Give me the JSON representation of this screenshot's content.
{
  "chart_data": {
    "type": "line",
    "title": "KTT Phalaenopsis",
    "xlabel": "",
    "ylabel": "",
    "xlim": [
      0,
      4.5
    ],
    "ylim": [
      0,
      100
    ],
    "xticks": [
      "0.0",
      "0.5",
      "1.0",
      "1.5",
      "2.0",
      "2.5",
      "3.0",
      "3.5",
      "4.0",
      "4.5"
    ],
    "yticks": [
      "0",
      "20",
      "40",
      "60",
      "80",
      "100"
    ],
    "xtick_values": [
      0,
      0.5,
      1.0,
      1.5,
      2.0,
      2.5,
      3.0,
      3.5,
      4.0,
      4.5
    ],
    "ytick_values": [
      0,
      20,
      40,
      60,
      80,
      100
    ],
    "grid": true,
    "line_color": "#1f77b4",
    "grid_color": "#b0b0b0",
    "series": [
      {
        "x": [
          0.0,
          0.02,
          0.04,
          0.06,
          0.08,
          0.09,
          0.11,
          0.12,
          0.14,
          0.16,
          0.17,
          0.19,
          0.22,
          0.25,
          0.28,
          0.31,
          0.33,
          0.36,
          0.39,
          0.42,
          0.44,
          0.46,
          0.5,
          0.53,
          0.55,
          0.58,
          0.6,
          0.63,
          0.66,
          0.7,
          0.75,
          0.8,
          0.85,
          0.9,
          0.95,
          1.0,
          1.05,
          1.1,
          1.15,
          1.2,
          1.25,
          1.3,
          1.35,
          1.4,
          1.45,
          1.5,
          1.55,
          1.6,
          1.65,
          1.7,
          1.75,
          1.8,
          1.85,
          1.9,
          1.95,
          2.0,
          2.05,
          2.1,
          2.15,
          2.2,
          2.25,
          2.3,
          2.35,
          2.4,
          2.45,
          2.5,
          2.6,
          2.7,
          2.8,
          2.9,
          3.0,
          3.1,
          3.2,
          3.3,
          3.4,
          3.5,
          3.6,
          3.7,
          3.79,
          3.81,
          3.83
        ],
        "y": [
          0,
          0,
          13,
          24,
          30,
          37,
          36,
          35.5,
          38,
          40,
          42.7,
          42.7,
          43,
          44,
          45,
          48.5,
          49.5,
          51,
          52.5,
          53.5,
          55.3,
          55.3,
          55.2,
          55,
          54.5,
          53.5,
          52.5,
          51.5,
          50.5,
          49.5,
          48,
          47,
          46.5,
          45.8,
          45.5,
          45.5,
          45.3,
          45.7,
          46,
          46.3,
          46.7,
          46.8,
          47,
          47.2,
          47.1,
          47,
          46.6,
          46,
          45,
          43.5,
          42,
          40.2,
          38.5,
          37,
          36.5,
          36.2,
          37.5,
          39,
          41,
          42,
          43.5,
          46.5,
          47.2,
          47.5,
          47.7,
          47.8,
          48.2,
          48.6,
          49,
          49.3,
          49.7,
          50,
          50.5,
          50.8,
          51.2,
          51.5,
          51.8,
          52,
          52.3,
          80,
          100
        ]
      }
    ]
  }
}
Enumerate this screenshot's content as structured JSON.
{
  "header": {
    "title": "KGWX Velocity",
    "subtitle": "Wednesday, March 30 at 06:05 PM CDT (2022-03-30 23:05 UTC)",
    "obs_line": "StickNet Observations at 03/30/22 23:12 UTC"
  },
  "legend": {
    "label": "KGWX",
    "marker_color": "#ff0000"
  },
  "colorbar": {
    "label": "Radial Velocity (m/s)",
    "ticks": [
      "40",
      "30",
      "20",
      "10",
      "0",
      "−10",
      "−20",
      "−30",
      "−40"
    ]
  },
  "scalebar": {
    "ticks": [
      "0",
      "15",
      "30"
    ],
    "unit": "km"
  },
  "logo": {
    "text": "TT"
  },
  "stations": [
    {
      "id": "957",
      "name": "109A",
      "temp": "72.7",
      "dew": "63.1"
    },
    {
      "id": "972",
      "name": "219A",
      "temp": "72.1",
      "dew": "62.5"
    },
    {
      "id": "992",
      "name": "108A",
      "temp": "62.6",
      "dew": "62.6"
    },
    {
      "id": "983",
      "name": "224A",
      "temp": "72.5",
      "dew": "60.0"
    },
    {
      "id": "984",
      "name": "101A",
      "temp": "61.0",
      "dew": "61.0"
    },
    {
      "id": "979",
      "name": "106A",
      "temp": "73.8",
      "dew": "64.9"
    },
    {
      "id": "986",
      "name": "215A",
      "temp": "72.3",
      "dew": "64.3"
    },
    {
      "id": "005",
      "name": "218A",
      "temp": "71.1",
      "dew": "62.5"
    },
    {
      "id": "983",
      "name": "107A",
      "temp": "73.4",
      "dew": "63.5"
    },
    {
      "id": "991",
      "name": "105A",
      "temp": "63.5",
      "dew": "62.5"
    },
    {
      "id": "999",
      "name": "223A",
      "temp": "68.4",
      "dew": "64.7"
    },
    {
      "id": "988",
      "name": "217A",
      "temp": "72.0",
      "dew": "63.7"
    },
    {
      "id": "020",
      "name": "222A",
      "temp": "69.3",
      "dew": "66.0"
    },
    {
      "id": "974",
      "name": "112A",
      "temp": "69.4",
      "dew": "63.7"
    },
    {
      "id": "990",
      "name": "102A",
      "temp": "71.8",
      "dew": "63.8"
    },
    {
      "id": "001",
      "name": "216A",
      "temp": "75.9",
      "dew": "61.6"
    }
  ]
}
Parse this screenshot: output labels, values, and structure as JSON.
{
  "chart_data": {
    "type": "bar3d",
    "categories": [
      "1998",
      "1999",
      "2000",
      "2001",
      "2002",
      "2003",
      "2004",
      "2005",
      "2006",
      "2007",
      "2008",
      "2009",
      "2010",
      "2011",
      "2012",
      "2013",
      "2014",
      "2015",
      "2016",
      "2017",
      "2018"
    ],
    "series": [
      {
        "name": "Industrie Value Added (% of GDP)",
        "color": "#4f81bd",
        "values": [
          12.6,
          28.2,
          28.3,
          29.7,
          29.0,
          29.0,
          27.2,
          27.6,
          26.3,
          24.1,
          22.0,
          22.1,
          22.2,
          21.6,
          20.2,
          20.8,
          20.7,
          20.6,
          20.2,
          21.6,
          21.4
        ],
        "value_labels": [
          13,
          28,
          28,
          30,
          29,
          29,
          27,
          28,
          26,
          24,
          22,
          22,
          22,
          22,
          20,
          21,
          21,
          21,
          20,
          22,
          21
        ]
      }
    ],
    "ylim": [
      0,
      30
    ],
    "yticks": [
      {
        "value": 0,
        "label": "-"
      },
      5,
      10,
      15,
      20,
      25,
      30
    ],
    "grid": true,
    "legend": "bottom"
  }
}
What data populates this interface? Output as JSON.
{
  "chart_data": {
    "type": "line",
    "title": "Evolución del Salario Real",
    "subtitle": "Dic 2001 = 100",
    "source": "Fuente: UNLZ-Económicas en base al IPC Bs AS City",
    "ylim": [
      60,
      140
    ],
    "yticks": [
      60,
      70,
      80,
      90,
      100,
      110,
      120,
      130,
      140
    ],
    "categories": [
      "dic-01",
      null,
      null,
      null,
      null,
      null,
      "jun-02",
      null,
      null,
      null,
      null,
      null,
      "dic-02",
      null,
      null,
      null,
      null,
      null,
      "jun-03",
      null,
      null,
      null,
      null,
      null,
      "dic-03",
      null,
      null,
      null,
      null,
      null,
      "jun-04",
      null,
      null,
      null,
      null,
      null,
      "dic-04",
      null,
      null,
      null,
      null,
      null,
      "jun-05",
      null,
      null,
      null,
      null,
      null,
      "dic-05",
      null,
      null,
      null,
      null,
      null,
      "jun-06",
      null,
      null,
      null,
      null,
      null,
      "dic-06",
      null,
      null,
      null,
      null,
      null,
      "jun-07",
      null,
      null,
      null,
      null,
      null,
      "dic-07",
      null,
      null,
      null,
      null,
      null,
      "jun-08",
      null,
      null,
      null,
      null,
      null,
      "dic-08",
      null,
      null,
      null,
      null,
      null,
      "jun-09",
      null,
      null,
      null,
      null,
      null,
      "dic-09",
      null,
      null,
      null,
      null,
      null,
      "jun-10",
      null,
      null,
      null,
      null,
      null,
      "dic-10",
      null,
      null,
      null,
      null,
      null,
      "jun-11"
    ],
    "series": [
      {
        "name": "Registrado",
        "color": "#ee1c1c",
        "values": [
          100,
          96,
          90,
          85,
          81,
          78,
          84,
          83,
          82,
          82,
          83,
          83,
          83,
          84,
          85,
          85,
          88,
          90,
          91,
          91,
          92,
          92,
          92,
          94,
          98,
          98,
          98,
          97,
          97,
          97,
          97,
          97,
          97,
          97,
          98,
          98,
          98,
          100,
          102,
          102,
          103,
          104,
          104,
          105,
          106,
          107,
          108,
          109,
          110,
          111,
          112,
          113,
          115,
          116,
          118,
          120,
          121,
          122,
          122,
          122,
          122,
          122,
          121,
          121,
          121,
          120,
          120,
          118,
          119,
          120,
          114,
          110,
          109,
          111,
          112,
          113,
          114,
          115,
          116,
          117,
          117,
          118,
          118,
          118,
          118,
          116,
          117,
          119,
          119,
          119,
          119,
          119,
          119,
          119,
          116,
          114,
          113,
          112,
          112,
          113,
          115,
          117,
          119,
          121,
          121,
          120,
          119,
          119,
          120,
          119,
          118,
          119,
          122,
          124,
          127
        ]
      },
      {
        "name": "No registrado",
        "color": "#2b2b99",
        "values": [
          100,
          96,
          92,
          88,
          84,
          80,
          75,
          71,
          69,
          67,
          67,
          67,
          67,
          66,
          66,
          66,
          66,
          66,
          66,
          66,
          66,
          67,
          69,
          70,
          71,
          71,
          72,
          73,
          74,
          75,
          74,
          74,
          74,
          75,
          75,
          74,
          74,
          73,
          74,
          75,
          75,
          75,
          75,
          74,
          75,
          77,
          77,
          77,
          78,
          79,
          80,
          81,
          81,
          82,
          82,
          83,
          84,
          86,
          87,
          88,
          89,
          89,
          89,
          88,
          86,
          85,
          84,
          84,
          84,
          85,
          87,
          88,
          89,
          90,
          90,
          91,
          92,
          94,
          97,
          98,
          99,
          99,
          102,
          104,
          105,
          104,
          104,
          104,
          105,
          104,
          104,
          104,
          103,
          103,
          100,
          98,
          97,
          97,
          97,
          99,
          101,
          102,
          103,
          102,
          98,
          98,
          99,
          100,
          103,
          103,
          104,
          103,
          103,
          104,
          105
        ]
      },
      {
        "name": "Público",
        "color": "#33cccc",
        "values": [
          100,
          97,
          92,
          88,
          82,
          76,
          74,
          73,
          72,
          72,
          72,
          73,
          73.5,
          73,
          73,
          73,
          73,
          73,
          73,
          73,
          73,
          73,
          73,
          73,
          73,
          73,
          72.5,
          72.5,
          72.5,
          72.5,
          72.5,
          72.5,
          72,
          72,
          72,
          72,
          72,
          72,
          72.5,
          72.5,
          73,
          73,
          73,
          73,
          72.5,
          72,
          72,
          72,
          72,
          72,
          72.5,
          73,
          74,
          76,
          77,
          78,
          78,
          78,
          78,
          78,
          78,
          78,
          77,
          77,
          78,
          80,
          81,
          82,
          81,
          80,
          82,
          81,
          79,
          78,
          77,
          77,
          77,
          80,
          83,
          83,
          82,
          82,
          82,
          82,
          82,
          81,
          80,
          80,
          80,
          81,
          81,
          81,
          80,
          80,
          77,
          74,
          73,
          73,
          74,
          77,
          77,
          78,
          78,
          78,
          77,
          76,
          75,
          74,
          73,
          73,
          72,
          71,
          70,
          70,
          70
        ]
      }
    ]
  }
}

• • •

## Given exercise
Pick out the lines that include the word "content" and write them out.

## Final result
Give me the JSON representation of this screenshot's content.
Enumerate this screenshot's content as structured JSON.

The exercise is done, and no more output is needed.